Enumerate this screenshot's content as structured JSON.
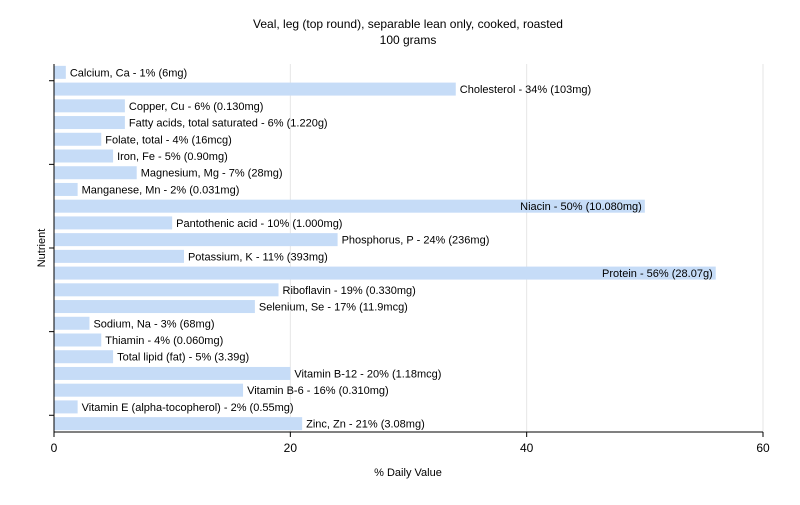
{
  "chart_data": {
    "type": "bar",
    "orientation": "horizontal",
    "title": "Veal, leg (top round), separable lean only, cooked, roasted",
    "subtitle": "100 grams",
    "xlabel": "% Daily Value",
    "ylabel": "Nutrient",
    "xlim": [
      0,
      60
    ],
    "xticks": [
      0,
      20,
      40,
      60
    ],
    "grid": true,
    "bar_color": "#c6dcf7",
    "grid_color": "#e6e6e6",
    "axis_color": "#000000",
    "categories": [
      "Calcium, Ca",
      "Cholesterol",
      "Copper, Cu",
      "Fatty acids, total saturated",
      "Folate, total",
      "Iron, Fe",
      "Magnesium, Mg",
      "Manganese, Mn",
      "Niacin",
      "Pantothenic acid",
      "Phosphorus, P",
      "Potassium, K",
      "Protein",
      "Riboflavin",
      "Selenium, Se",
      "Sodium, Na",
      "Thiamin",
      "Total lipid (fat)",
      "Vitamin B-12",
      "Vitamin B-6",
      "Vitamin E (alpha-tocopherol)",
      "Zinc, Zn"
    ],
    "values": [
      1,
      34,
      6,
      6,
      4,
      5,
      7,
      2,
      50,
      10,
      24,
      11,
      56,
      19,
      17,
      3,
      4,
      5,
      20,
      16,
      2,
      21
    ],
    "labels": [
      "Calcium, Ca - 1% (6mg)",
      "Cholesterol - 34% (103mg)",
      "Copper, Cu - 6% (0.130mg)",
      "Fatty acids, total saturated - 6% (1.220g)",
      "Folate, total - 4% (16mcg)",
      "Iron, Fe - 5% (0.90mg)",
      "Magnesium, Mg - 7% (28mg)",
      "Manganese, Mn - 2% (0.031mg)",
      "Niacin - 50% (10.080mg)",
      "Pantothenic acid - 10% (1.000mg)",
      "Phosphorus, P - 24% (236mg)",
      "Potassium, K - 11% (393mg)",
      "Protein - 56% (28.07g)",
      "Riboflavin - 19% (0.330mg)",
      "Selenium, Se - 17% (11.9mcg)",
      "Sodium, Na - 3% (68mg)",
      "Thiamin - 4% (0.060mg)",
      "Total lipid (fat) - 5% (3.39g)",
      "Vitamin B-12 - 20% (1.18mcg)",
      "Vitamin B-6 - 16% (0.310mg)",
      "Vitamin E (alpha-tocopherol) - 2% (0.55mg)",
      "Zinc, Zn - 21% (3.08mg)"
    ]
  }
}
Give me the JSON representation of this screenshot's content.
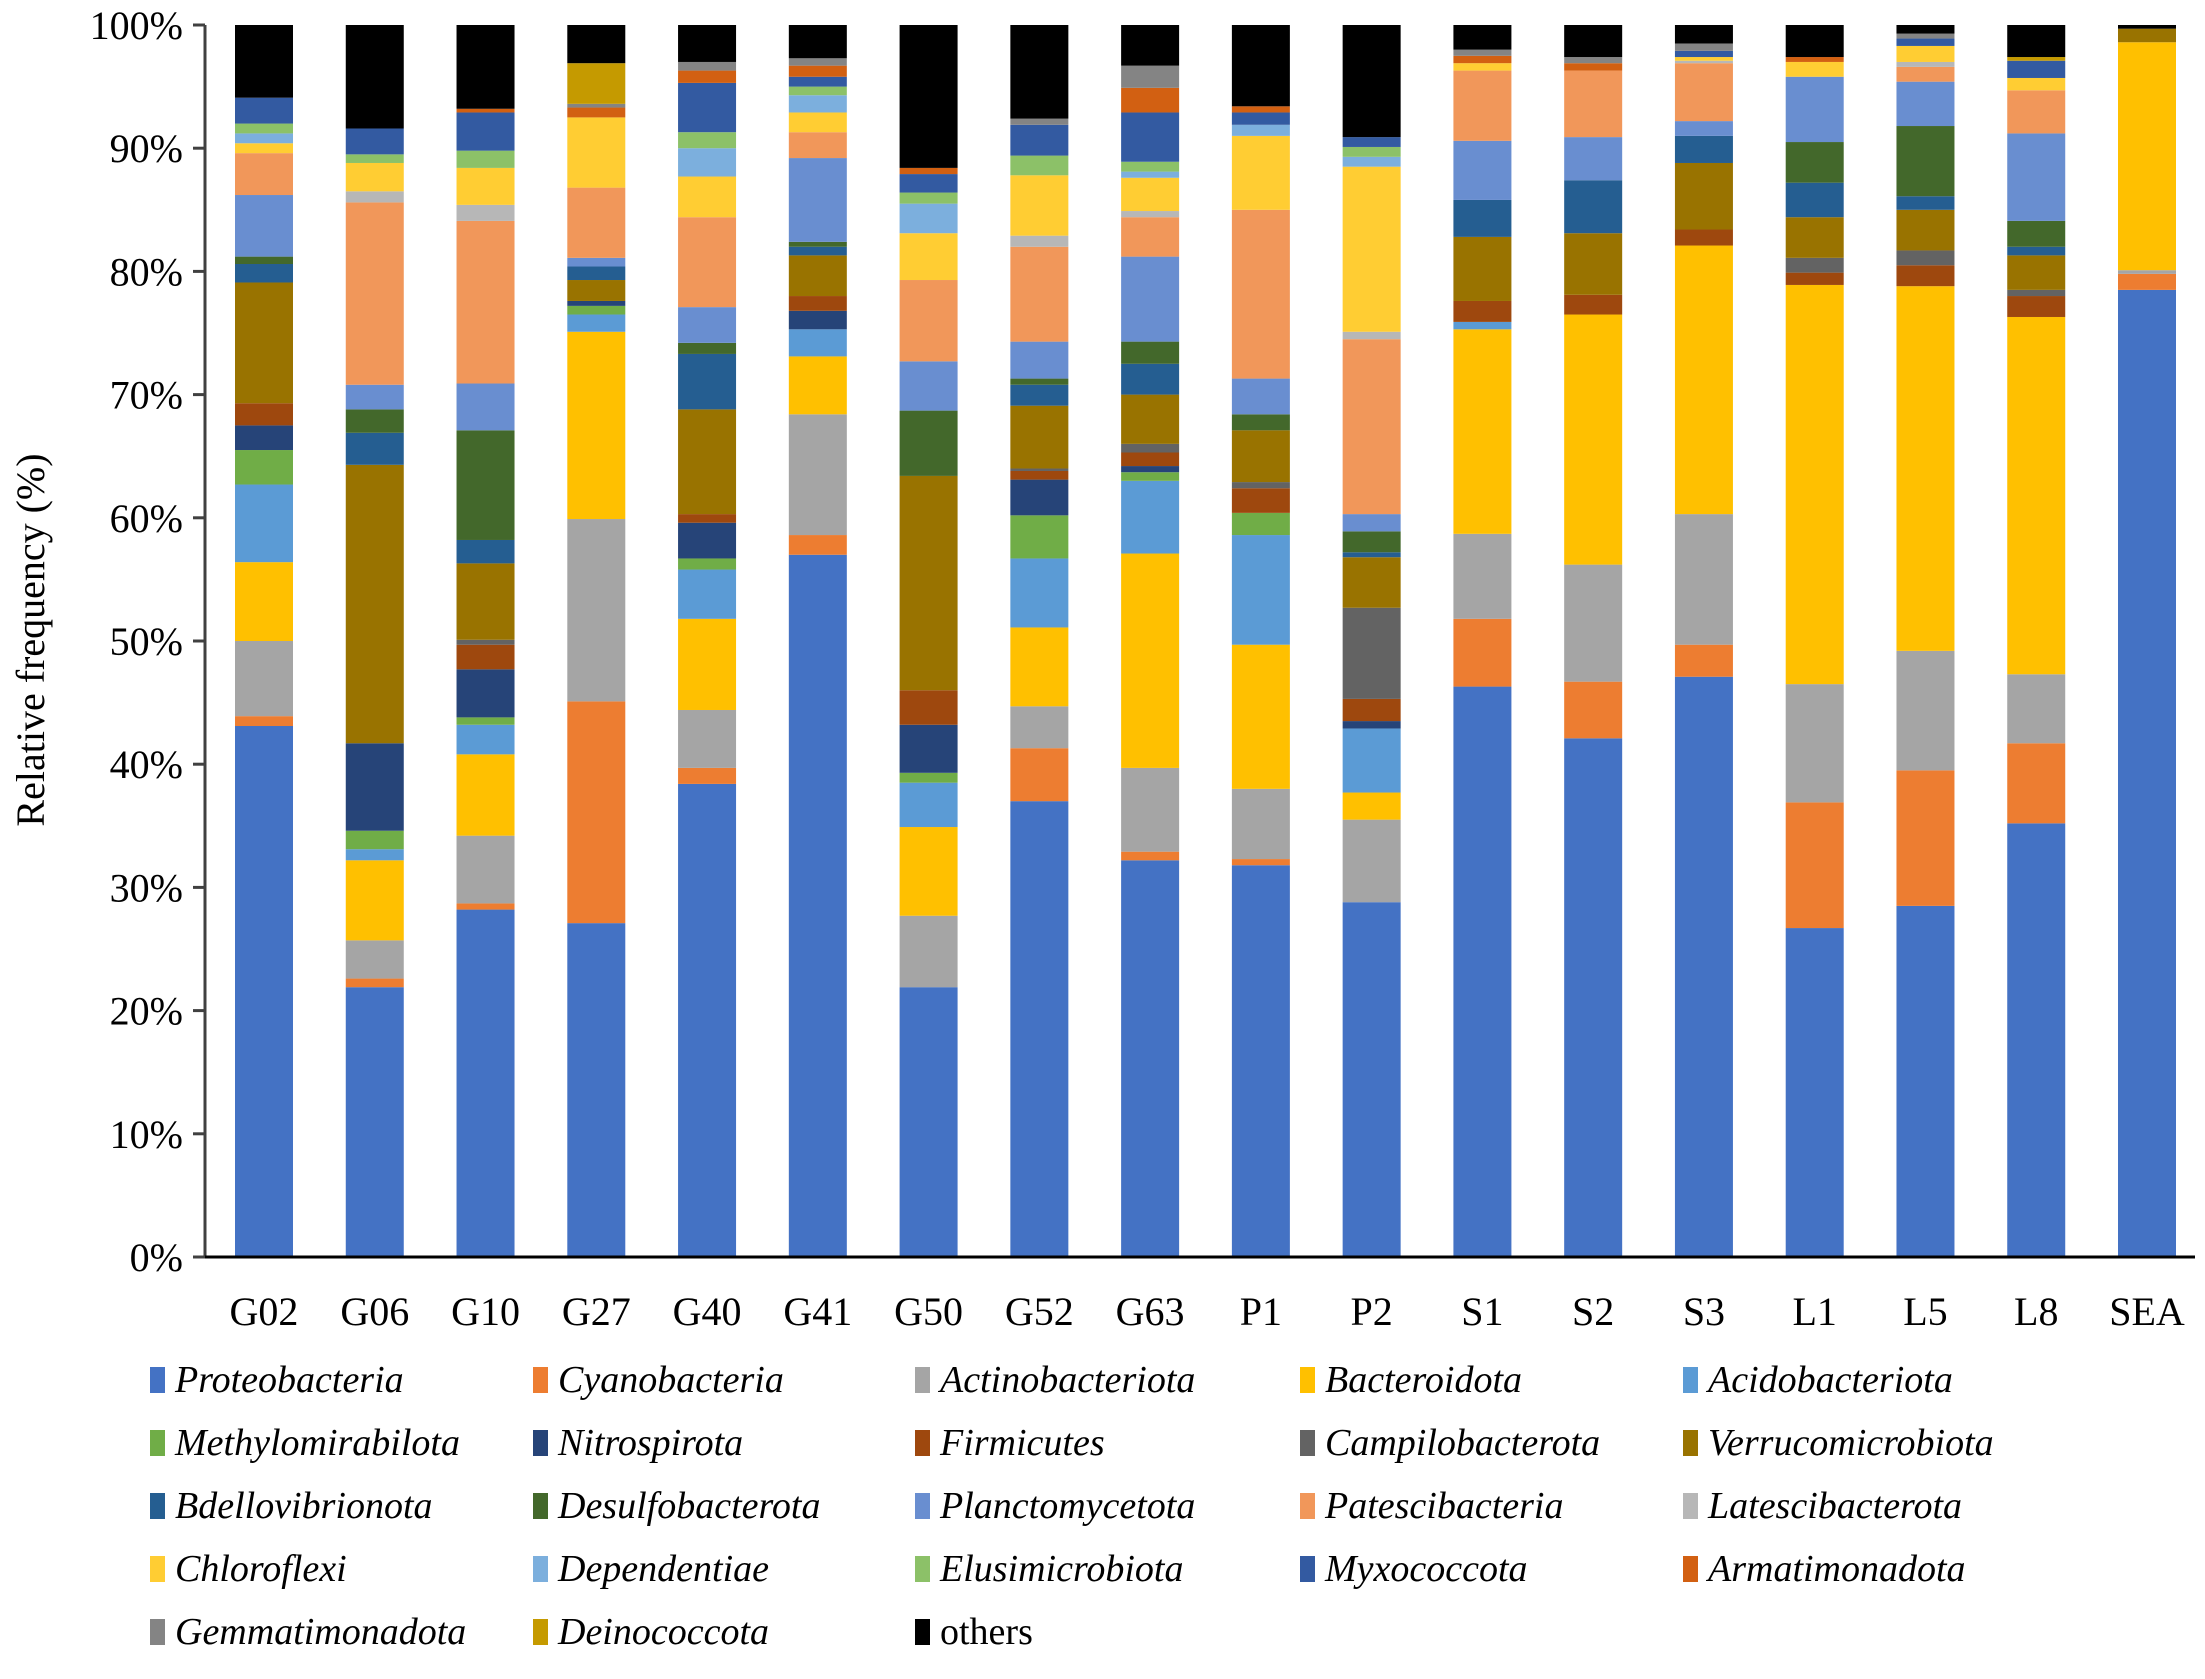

Task brief »
Without the pictures, repeat the listing word for word.

Finished task »
Enumerate this screenshot's content as structured JSON.
{
  "chart_data": {
    "type": "bar",
    "orientation": "horizontal",
    "title": "Veal, leg (top round), separable lean only, cooked, roasted",
    "subtitle": "100 grams",
    "xlabel": "% Daily Value",
    "ylabel": "Nutrient",
    "xlim": [
      0,
      60
    ],
    "xticks": [
      0,
      20,
      40,
      60
    ],
    "grid": true,
    "bar_color": "#c6dcf7",
    "grid_color": "#e6e6e6",
    "axis_color": "#000000",
    "categories": [
      "Calcium, Ca",
      "Cholesterol",
      "Copper, Cu",
      "Fatty acids, total saturated",
      "Folate, total",
      "Iron, Fe",
      "Magnesium, Mg",
      "Manganese, Mn",
      "Niacin",
      "Pantothenic acid",
      "Phosphorus, P",
      "Potassium, K",
      "Protein",
      "Riboflavin",
      "Selenium, Se",
      "Sodium, Na",
      "Thiamin",
      "Total lipid (fat)",
      "Vitamin B-12",
      "Vitamin B-6",
      "Vitamin E (alpha-tocopherol)",
      "Zinc, Zn"
    ],
    "values": [
      1,
      34,
      6,
      6,
      4,
      5,
      7,
      2,
      50,
      10,
      24,
      11,
      56,
      19,
      17,
      3,
      4,
      5,
      20,
      16,
      2,
      21
    ],
    "labels": [
      "Calcium, Ca - 1% (6mg)",
      "Cholesterol - 34% (103mg)",
      "Copper, Cu - 6% (0.130mg)",
      "Fatty acids, total saturated - 6% (1.220g)",
      "Folate, total - 4% (16mcg)",
      "Iron, Fe - 5% (0.90mg)",
      "Magnesium, Mg - 7% (28mg)",
      "Manganese, Mn - 2% (0.031mg)",
      "Niacin - 50% (10.080mg)",
      "Pantothenic acid - 10% (1.000mg)",
      "Phosphorus, P - 24% (236mg)",
      "Potassium, K - 11% (393mg)",
      "Protein - 56% (28.07g)",
      "Riboflavin - 19% (0.330mg)",
      "Selenium, Se - 17% (11.9mcg)",
      "Sodium, Na - 3% (68mg)",
      "Thiamin - 4% (0.060mg)",
      "Total lipid (fat) - 5% (3.39g)",
      "Vitamin B-12 - 20% (1.18mcg)",
      "Vitamin B-6 - 16% (0.310mg)",
      "Vitamin E (alpha-tocopherol) - 2% (0.55mg)",
      "Zinc, Zn - 21% (3.08mg)"
    ]
  }
}
Give me the JSON representation of this screenshot's content.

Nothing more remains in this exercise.